━━━ Data to process ━━━

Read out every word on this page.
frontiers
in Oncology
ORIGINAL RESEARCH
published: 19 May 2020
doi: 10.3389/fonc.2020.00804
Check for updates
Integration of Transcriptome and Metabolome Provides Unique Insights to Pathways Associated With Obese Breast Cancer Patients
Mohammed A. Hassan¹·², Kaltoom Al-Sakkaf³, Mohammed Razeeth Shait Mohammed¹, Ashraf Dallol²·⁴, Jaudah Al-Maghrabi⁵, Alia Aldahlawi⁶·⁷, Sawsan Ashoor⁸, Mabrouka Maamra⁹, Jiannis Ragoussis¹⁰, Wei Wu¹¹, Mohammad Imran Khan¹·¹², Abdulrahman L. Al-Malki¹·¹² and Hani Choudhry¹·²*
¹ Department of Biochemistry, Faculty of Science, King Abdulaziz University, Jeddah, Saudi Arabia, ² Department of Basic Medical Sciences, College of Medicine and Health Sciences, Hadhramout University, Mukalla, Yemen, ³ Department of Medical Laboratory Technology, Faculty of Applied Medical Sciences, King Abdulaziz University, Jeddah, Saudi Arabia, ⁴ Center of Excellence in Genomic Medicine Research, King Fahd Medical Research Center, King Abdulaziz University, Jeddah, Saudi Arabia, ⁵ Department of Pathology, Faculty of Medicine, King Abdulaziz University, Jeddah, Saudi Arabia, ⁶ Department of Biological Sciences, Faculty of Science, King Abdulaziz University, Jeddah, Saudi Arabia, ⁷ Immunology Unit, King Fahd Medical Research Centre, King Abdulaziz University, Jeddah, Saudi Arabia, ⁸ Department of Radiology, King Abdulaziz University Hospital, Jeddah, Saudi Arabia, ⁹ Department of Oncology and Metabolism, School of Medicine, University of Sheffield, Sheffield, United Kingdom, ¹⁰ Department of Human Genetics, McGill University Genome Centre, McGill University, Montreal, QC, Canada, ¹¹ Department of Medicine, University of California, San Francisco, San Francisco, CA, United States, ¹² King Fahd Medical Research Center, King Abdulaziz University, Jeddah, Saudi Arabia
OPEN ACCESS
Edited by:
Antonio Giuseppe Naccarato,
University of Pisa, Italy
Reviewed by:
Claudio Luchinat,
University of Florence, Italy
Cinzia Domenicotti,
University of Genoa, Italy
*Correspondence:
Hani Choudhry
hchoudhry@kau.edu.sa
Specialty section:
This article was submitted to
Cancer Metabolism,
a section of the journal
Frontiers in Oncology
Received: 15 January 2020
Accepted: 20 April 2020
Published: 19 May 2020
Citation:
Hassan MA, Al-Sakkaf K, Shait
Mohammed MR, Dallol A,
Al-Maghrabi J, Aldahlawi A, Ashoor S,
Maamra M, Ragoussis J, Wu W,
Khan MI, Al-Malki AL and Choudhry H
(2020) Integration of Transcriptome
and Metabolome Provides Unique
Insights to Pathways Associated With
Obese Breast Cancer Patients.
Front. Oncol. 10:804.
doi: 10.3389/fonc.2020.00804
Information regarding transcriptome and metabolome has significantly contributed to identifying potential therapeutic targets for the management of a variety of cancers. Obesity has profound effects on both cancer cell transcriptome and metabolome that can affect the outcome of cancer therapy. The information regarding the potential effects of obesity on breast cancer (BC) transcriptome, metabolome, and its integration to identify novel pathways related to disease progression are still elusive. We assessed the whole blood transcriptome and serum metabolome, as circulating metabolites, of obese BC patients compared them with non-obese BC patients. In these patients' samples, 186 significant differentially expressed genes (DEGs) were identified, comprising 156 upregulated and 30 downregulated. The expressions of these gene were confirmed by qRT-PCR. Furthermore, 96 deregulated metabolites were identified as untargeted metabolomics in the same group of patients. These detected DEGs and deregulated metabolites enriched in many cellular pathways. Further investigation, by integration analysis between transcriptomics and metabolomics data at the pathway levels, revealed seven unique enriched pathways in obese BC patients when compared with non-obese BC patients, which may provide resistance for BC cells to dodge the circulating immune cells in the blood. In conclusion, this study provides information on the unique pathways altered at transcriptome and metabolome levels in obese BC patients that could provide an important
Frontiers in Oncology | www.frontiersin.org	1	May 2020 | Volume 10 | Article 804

━━━

From the records above, extract every line exactly as it stands.

■ Answer to this task ■
Read out every word on this page.
frontiers
in Oncology
ORIGINAL RESEARCH
published: 19 May 2020
doi: 10.3389/fonc.2020.00804
Check for updates
Integration of Transcriptome and Metabolome Provides Unique Insights to Pathways Associated With Obese Breast Cancer Patients
Mohammed A. Hassan¹·², Kaltoom Al-Sakkaf³, Mohammed Razeeth Shait Mohammed¹, Ashraf Dallol²·⁴, Jaudah Al-Maghrabi⁵, Alia Aldahlawi⁶·⁷, Sawsan Ashoor⁸, Mabrouka Maamra⁹, Jiannis Ragoussis¹⁰, Wei Wu¹¹, Mohammad Imran Khan¹·¹², Abdulrahman L. Al-Malki¹·¹² and Hani Choudhry¹·²*
¹ Department of Biochemistry, Faculty of Science, King Abdulaziz University, Jeddah, Saudi Arabia, ² Department of Basic Medical Sciences, College of Medicine and Health Sciences, Hadhramout University, Mukalla, Yemen, ³ Department of Medical Laboratory Technology, Faculty of Applied Medical Sciences, King Abdulaziz University, Jeddah, Saudi Arabia, ⁴ Center of Excellence in Genomic Medicine Research, King Fahd Medical Research Center, King Abdulaziz University, Jeddah, Saudi Arabia, ⁵ Department of Pathology, Faculty of Medicine, King Abdulaziz University, Jeddah, Saudi Arabia, ⁶ Department of Biological Sciences, Faculty of Science, King Abdulaziz University, Jeddah, Saudi Arabia, ⁷ Immunology Unit, King Fahd Medical Research Centre, King Abdulaziz University, Jeddah, Saudi Arabia, ⁸ Department of Radiology, King Abdulaziz University Hospital, Jeddah, Saudi Arabia, ⁹ Department of Oncology and Metabolism, School of Medicine, University of Sheffield, Sheffield, United Kingdom, ¹⁰ Department of Human Genetics, McGill University Genome Centre, McGill University, Montreal, QC, Canada, ¹¹ Department of Medicine, University of California, San Francisco, San Francisco, CA, United States, ¹² King Fahd Medical Research Center, King Abdulaziz University, Jeddah, Saudi Arabia
OPEN ACCESS
Edited by:
Antonio Giuseppe Naccarato,
University of Pisa, Italy
Reviewed by:
Claudio Luchinat,
University of Florence, Italy
Cinzia Domenicotti,
University of Genoa, Italy
*Correspondence:
Hani Choudhry
hchoudhry@kau.edu.sa
Specialty section:
This article was submitted to
Cancer Metabolism,
a section of the journal
Frontiers in Oncology
Received: 15 January 2020
Accepted: 20 April 2020
Published: 19 May 2020
Citation:
Hassan MA, Al-Sakkaf K, Shait
Mohammed MR, Dallol A,
Al-Maghrabi J, Aldahlawi A, Ashoor S,
Maamra M, Ragoussis J, Wu W,
Khan MI, Al-Malki AL and Choudhry H
(2020) Integration of Transcriptome
and Metabolome Provides Unique
Insights to Pathways Associated With
Obese Breast Cancer Patients.
Front. Oncol. 10:804.
doi: 10.3389/fonc.2020.00804
Information regarding transcriptome and metabolome has significantly contributed to identifying potential therapeutic targets for the management of a variety of cancers. Obesity has profound effects on both cancer cell transcriptome and metabolome that can affect the outcome of cancer therapy. The information regarding the potential effects of obesity on breast cancer (BC) transcriptome, metabolome, and its integration to identify novel pathways related to disease progression are still elusive. We assessed the whole blood transcriptome and serum metabolome, as circulating metabolites, of obese BC patients compared them with non-obese BC patients. In these patients' samples, 186 significant differentially expressed genes (DEGs) were identified, comprising 156 upregulated and 30 downregulated. The expressions of these gene were confirmed by qRT-PCR. Furthermore, 96 deregulated metabolites were identified as untargeted metabolomics in the same group of patients. These detected DEGs and deregulated metabolites enriched in many cellular pathways. Further investigation, by integration analysis between transcriptomics and metabolomics data at the pathway levels, revealed seven unique enriched pathways in obese BC patients when compared with non-obese BC patients, which may provide resistance for BC cells to dodge the circulating immune cells in the blood. In conclusion, this study provides information on the unique pathways altered at transcriptome and metabolome levels in obese BC patients that could provide an important
Frontiers in Oncology | www.frontiersin.org	1	May 2020 | Volume 10 | Article 804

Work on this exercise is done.